**TASK DIRECTIONS**
Could you write out the records below exactly as they appear, leaving out any pictures?
----- DATASET RECORDS
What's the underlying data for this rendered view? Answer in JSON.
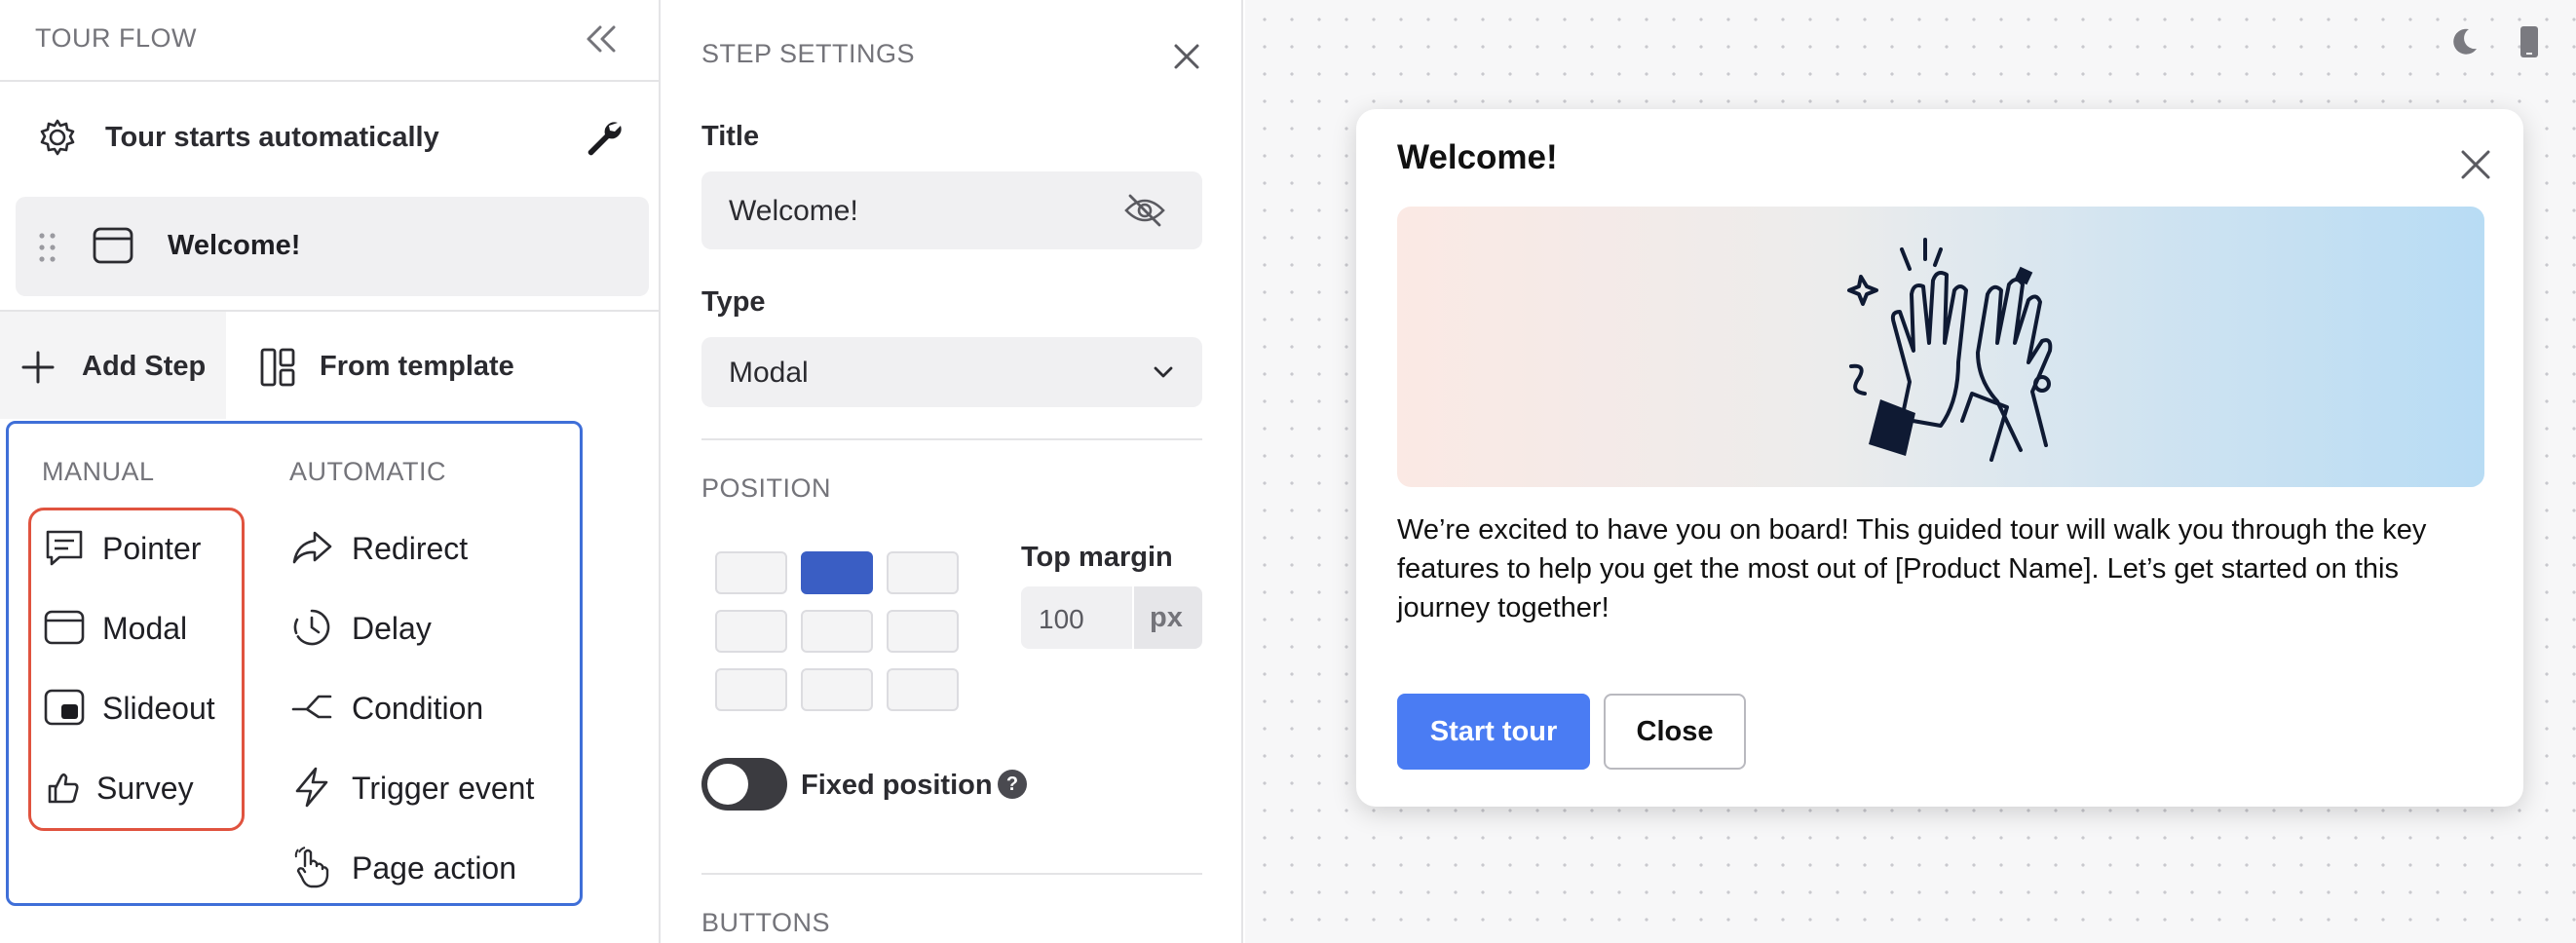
{
  "left_panel": {
    "title": "TOUR FLOW",
    "collapse_icon": "double-chevron-left-icon",
    "autostart_label": "Tour starts automatically",
    "steps": [
      {
        "label": "Welcome!",
        "icon": "modal-icon"
      }
    ],
    "add_step_label": "Add Step",
    "from_template_label": "From template",
    "menu": {
      "manual_title": "MANUAL",
      "automatic_title": "AUTOMATIC",
      "manual_items": [
        {
          "label": "Pointer",
          "icon": "pointer-icon"
        },
        {
          "label": "Modal",
          "icon": "modal-icon"
        },
        {
          "label": "Slideout",
          "icon": "slideout-icon"
        },
        {
          "label": "Survey",
          "icon": "survey-icon"
        }
      ],
      "automatic_items": [
        {
          "label": "Redirect",
          "icon": "redirect-icon"
        },
        {
          "label": "Delay",
          "icon": "delay-icon"
        },
        {
          "label": "Condition",
          "icon": "condition-icon"
        },
        {
          "label": "Trigger event",
          "icon": "trigger-event-icon"
        },
        {
          "label": "Page action",
          "icon": "page-action-icon"
        }
      ]
    },
    "colors": {
      "menu_border": "#3f6fd8",
      "manual_highlight": "#e0533f"
    }
  },
  "step_settings": {
    "title": "STEP SETTINGS",
    "title_label": "Title",
    "title_value": "Welcome!",
    "type_label": "Type",
    "type_value": "Modal",
    "position_title": "POSITION",
    "position_selected": "top-center",
    "top_margin_label": "Top margin",
    "top_margin_value": "100",
    "top_margin_unit": "px",
    "fixed_position_label": "Fixed position",
    "fixed_position_on": false,
    "help_glyph": "?",
    "buttons_title": "BUTTONS"
  },
  "preview": {
    "modal_title": "Welcome!",
    "body": "We’re excited to have you on board! This guided tour will walk you through the key features to help you get the most out of [Product Name]. Let’s get started on this journey together!",
    "start_button": "Start tour",
    "close_button": "Close",
    "illustration": "high-five-illustration",
    "colors": {
      "primary": "#4a7cf3"
    }
  }
}
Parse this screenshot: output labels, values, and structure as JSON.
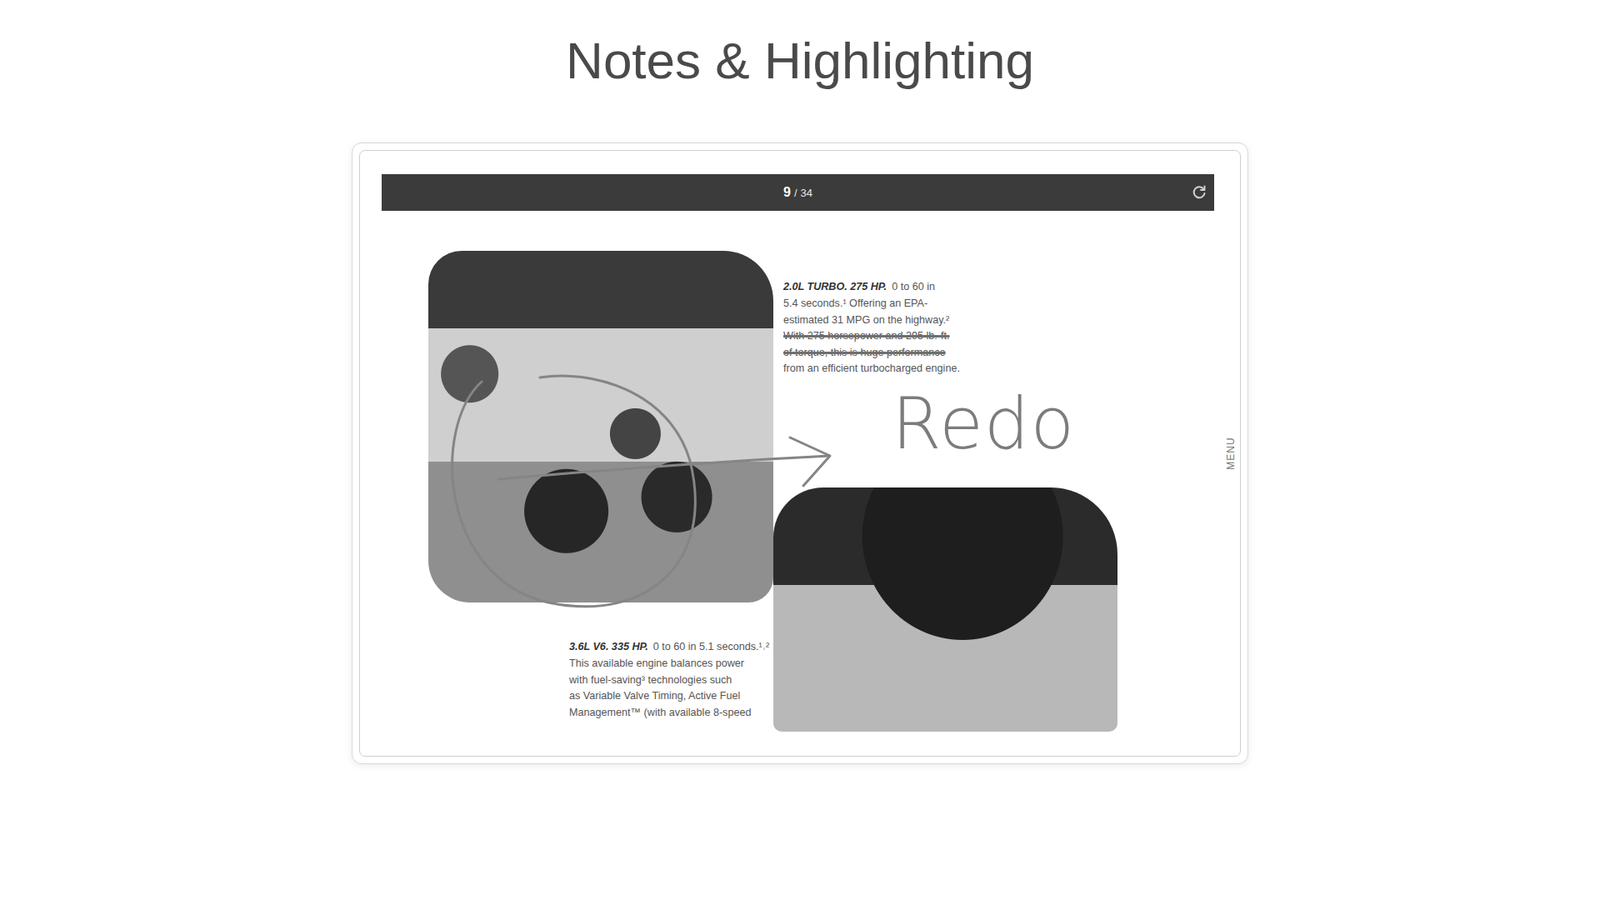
{
  "title": "Notes & Highlighting",
  "reader": {
    "page": "9",
    "separator": "/",
    "total": "34",
    "menu": "MENU"
  },
  "document": {
    "blocks": [
      {
        "heading": "2.0L TURBO. 275 HP.",
        "lines": [
          {
            "text": "0 to 60 in",
            "struck": false
          },
          {
            "text": "5.4 seconds.¹ Offering an EPA-",
            "struck": false
          },
          {
            "text": "estimated 31 MPG on the highway.²",
            "struck": false
          },
          {
            "text": "With 275 horsepower and 295 lb.-ft.",
            "struck": true
          },
          {
            "text": "of torque, this is huge performance",
            "struck": true
          },
          {
            "text": "from an efficient turbocharged engine.",
            "struck": false
          }
        ]
      },
      {
        "heading": "3.6L V6. 335 HP.",
        "lines": [
          {
            "text": "0 to 60 in 5.1 seconds.¹˒²",
            "struck": false
          },
          {
            "text": "This available engine balances power",
            "struck": false
          },
          {
            "text": "with fuel-saving³ technologies such",
            "struck": false
          },
          {
            "text": "as Variable Valve Timing, Active Fuel",
            "struck": false
          },
          {
            "text": "Management™ (with available 8-speed",
            "struck": false
          }
        ]
      }
    ]
  },
  "ink": {
    "note": "Redo"
  }
}
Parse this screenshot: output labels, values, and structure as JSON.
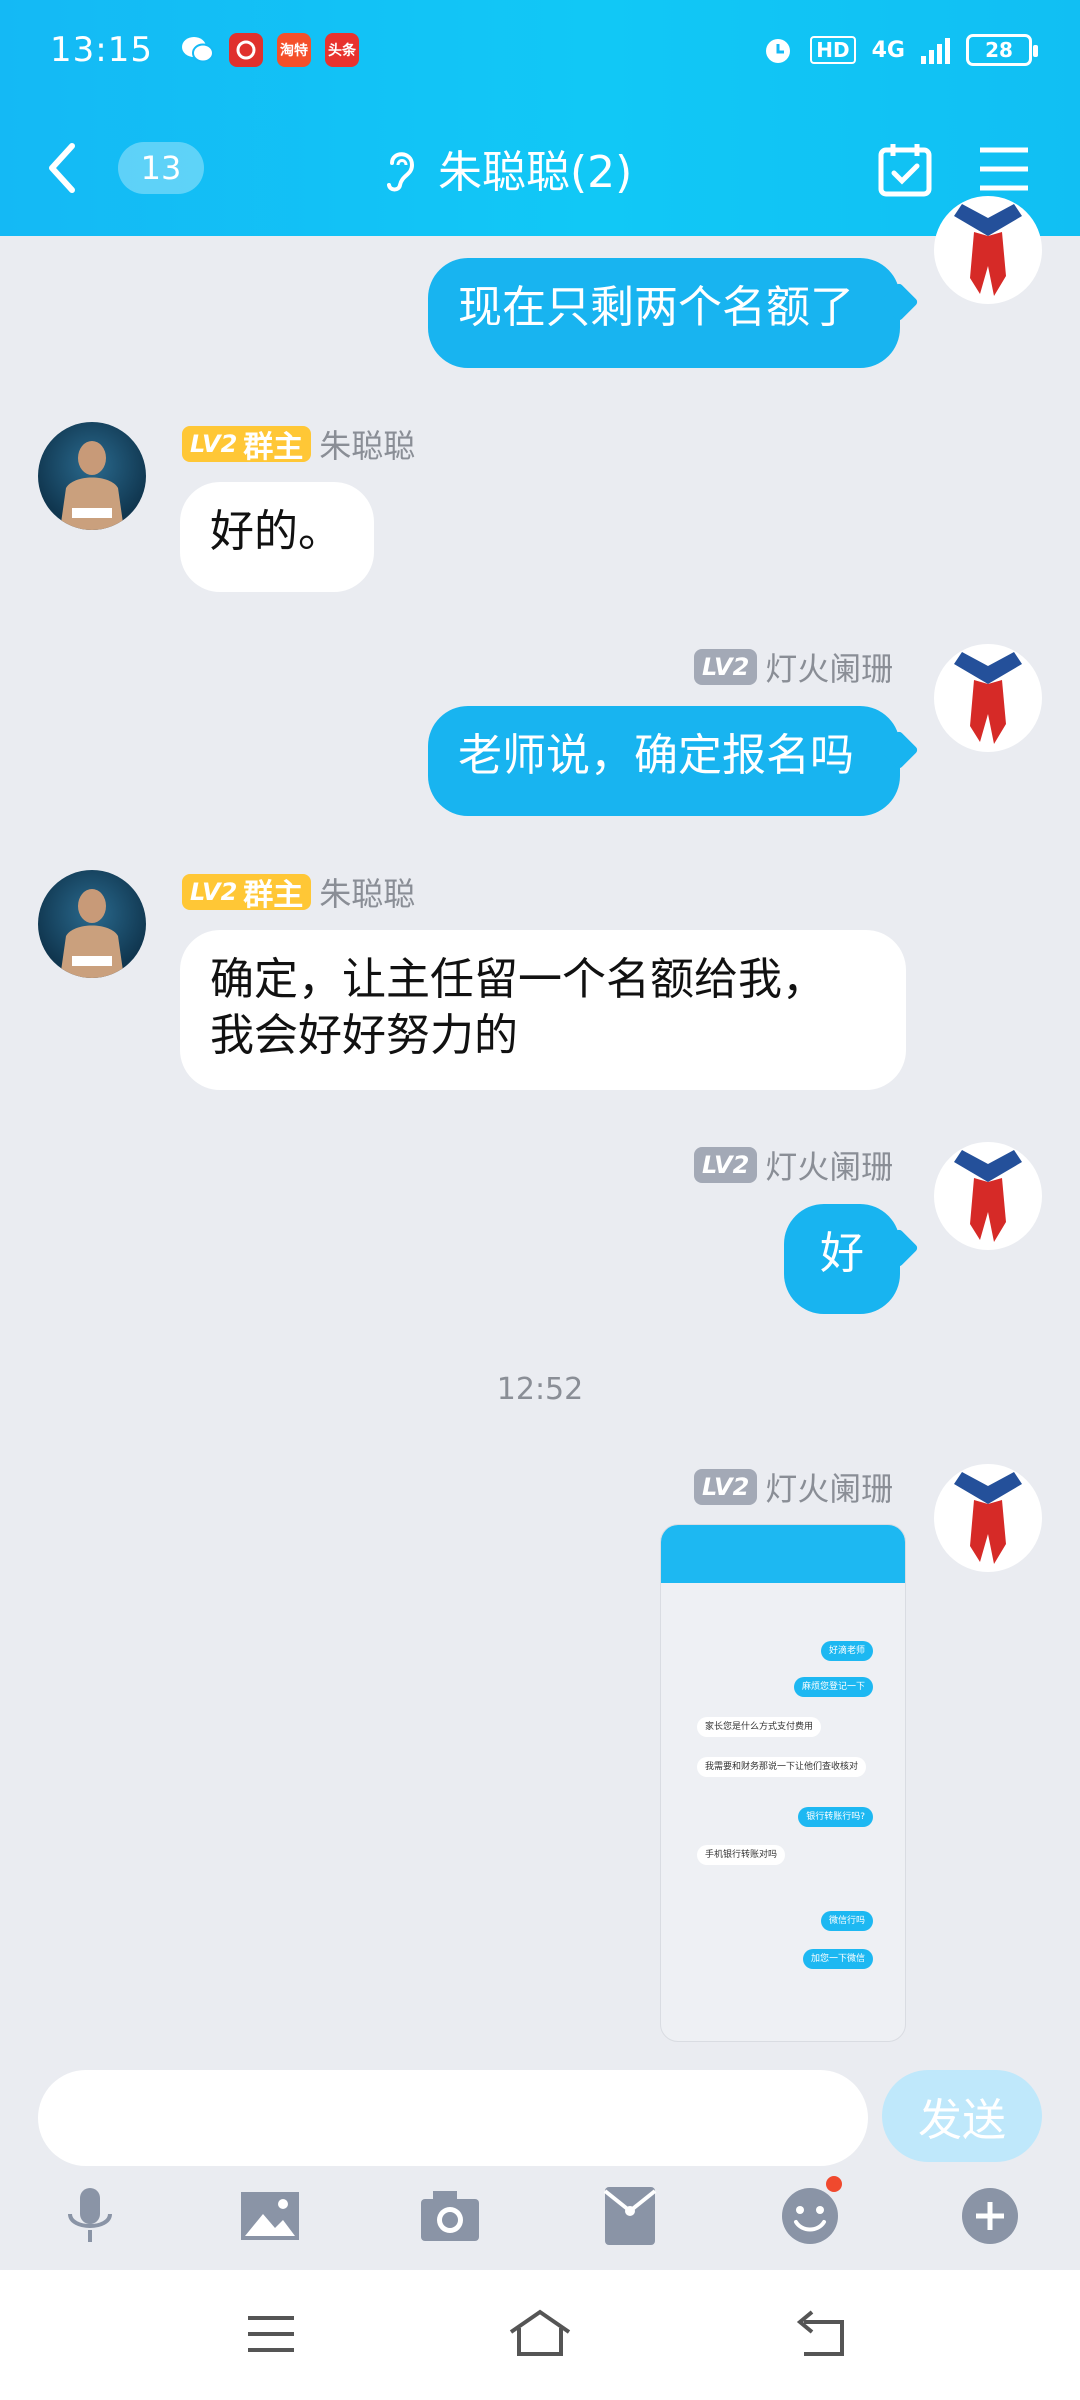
{
  "status": {
    "time": "13:15",
    "network": "4G",
    "battery": "28",
    "hd": "HD",
    "apps": [
      "wechat-icon",
      "pinduoduo-icon",
      "taobao-icon",
      "toutiao-icon"
    ],
    "app_labels": {
      "taobao": "淘特",
      "toutiao": "头条"
    }
  },
  "header": {
    "unread_count": "13",
    "title": "朱聪聪(2)"
  },
  "messages": [
    {
      "id": 0,
      "side": "out",
      "text": "现在只剩两个名额了"
    },
    {
      "id": 1,
      "side": "in",
      "level": "LV2",
      "role": "群主",
      "sender": "朱聪聪",
      "text": "好的。"
    },
    {
      "id": 2,
      "side": "out",
      "level": "LV2",
      "sender": "灯火阑珊",
      "text": "老师说，确定报名吗"
    },
    {
      "id": 3,
      "side": "in",
      "level": "LV2",
      "role": "群主",
      "sender": "朱聪聪",
      "text_line1": "确定，让主任留一个名额给我，",
      "text_line2": "我会好好努力的"
    },
    {
      "id": 4,
      "side": "out",
      "level": "LV2",
      "sender": "灯火阑珊",
      "text": "好"
    },
    {
      "id": 5,
      "side": "out",
      "level": "LV2",
      "sender": "灯火阑珊",
      "type": "image"
    }
  ],
  "timestamp": "12:52",
  "screenshot_thumb": {
    "messages": [
      "好滴老师",
      "麻烦您登记一下",
      "家长您是什么方式支付费用",
      "我需要和财务那说一下让他们查收核对",
      "银行转账行吗?",
      "手机银行转账对吗",
      "微信行吗",
      "加您一下微信"
    ]
  },
  "input": {
    "placeholder": "",
    "send_label": "发送"
  },
  "toolbar": [
    "microphone-icon",
    "image-icon",
    "camera-icon",
    "red-packet-icon",
    "emoji-icon",
    "plus-icon"
  ],
  "colors": {
    "header": "#14b9f5",
    "bubble_out": "#18b4f0",
    "bubble_in": "#ffffff",
    "chat_bg": "#eaecf1",
    "lv_gold": "#ffc736",
    "lv_grey": "#a3a9b6"
  }
}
----------
**PROBLEM SOLUTION**
What's the underlying data for this rendered view? Answer in JSON.
{
  "left_panel": {
    "title": "TOUR FLOW",
    "collapse_icon": "double-chevron-left-icon",
    "autostart_label": "Tour starts automatically",
    "steps": [
      {
        "label": "Welcome!",
        "icon": "modal-icon"
      }
    ],
    "add_step_label": "Add Step",
    "from_template_label": "From template",
    "menu": {
      "manual_title": "MANUAL",
      "automatic_title": "AUTOMATIC",
      "manual_items": [
        {
          "label": "Pointer",
          "icon": "pointer-icon"
        },
        {
          "label": "Modal",
          "icon": "modal-icon"
        },
        {
          "label": "Slideout",
          "icon": "slideout-icon"
        },
        {
          "label": "Survey",
          "icon": "survey-icon"
        }
      ],
      "automatic_items": [
        {
          "label": "Redirect",
          "icon": "redirect-icon"
        },
        {
          "label": "Delay",
          "icon": "delay-icon"
        },
        {
          "label": "Condition",
          "icon": "condition-icon"
        },
        {
          "label": "Trigger event",
          "icon": "trigger-event-icon"
        },
        {
          "label": "Page action",
          "icon": "page-action-icon"
        }
      ]
    },
    "colors": {
      "menu_border": "#3f6fd8",
      "manual_highlight": "#e0533f"
    }
  },
  "step_settings": {
    "title": "STEP SETTINGS",
    "title_label": "Title",
    "title_value": "Welcome!",
    "type_label": "Type",
    "type_value": "Modal",
    "position_title": "POSITION",
    "position_selected": "top-center",
    "top_margin_label": "Top margin",
    "top_margin_value": "100",
    "top_margin_unit": "px",
    "fixed_position_label": "Fixed position",
    "fixed_position_on": false,
    "help_glyph": "?",
    "buttons_title": "BUTTONS"
  },
  "preview": {
    "modal_title": "Welcome!",
    "body": "We’re excited to have you on board! This guided tour will walk you through the key features to help you get the most out of [Product Name]. Let’s get started on this journey together!",
    "start_button": "Start tour",
    "close_button": "Close",
    "illustration": "high-five-illustration",
    "colors": {
      "primary": "#4a7cf3"
    }
  }
}
Parse this screenshot: output labels, values, and structure as JSON.
{
  "title": "Notes & Highlighting",
  "reader": {
    "page": "9",
    "separator": "/",
    "total": "34",
    "menu": "MENU"
  },
  "document": {
    "blocks": [
      {
        "heading": "2.0L TURBO. 275 HP.",
        "lines": [
          {
            "text": "0 to 60 in",
            "struck": false
          },
          {
            "text": "5.4 seconds.¹ Offering an EPA-",
            "struck": false
          },
          {
            "text": "estimated 31 MPG on the highway.²",
            "struck": false
          },
          {
            "text": "With 275 horsepower and 295 lb.-ft.",
            "struck": true
          },
          {
            "text": "of torque, this is huge performance",
            "struck": true
          },
          {
            "text": "from an efficient turbocharged engine.",
            "struck": false
          }
        ]
      },
      {
        "heading": "3.6L V6. 335 HP.",
        "lines": [
          {
            "text": "0 to 60 in 5.1 seconds.¹˒²",
            "struck": false
          },
          {
            "text": "This available engine balances power",
            "struck": false
          },
          {
            "text": "with fuel-saving³ technologies such",
            "struck": false
          },
          {
            "text": "as Variable Valve Timing, Active Fuel",
            "struck": false
          },
          {
            "text": "Management™ (with available 8-speed",
            "struck": false
          }
        ]
      }
    ]
  },
  "ink": {
    "note": "Redo"
  }
}
Parse this screenshot: output labels, values, and structure as JSON.
{
  "status": {
    "time": "13:15",
    "network": "4G",
    "battery": "28",
    "hd": "HD",
    "apps": [
      "wechat-icon",
      "pinduoduo-icon",
      "taobao-icon",
      "toutiao-icon"
    ],
    "app_labels": {
      "taobao": "淘特",
      "toutiao": "头条"
    }
  },
  "header": {
    "unread_count": "13",
    "title": "朱聪聪(2)"
  },
  "messages": [
    {
      "id": 0,
      "side": "out",
      "text": "现在只剩两个名额了"
    },
    {
      "id": 1,
      "side": "in",
      "level": "LV2",
      "role": "群主",
      "sender": "朱聪聪",
      "text": "好的。"
    },
    {
      "id": 2,
      "side": "out",
      "level": "LV2",
      "sender": "灯火阑珊",
      "text": "老师说，确定报名吗"
    },
    {
      "id": 3,
      "side": "in",
      "level": "LV2",
      "role": "群主",
      "sender": "朱聪聪",
      "text_line1": "确定，让主任留一个名额给我，",
      "text_line2": "我会好好努力的"
    },
    {
      "id": 4,
      "side": "out",
      "level": "LV2",
      "sender": "灯火阑珊",
      "text": "好"
    },
    {
      "id": 5,
      "side": "out",
      "level": "LV2",
      "sender": "灯火阑珊",
      "type": "image"
    }
  ],
  "timestamp": "12:52",
  "screenshot_thumb": {
    "messages": [
      "好滴老师",
      "麻烦您登记一下",
      "家长您是什么方式支付费用",
      "我需要和财务那说一下让他们查收核对",
      "银行转账行吗?",
      "手机银行转账对吗",
      "微信行吗",
      "加您一下微信"
    ]
  },
  "input": {
    "placeholder": "",
    "send_label": "发送"
  },
  "toolbar": [
    "microphone-icon",
    "image-icon",
    "camera-icon",
    "red-packet-icon",
    "emoji-icon",
    "plus-icon"
  ],
  "colors": {
    "header": "#14b9f5",
    "bubble_out": "#18b4f0",
    "bubble_in": "#ffffff",
    "chat_bg": "#eaecf1",
    "lv_gold": "#ffc736",
    "lv_grey": "#a3a9b6"
  }
}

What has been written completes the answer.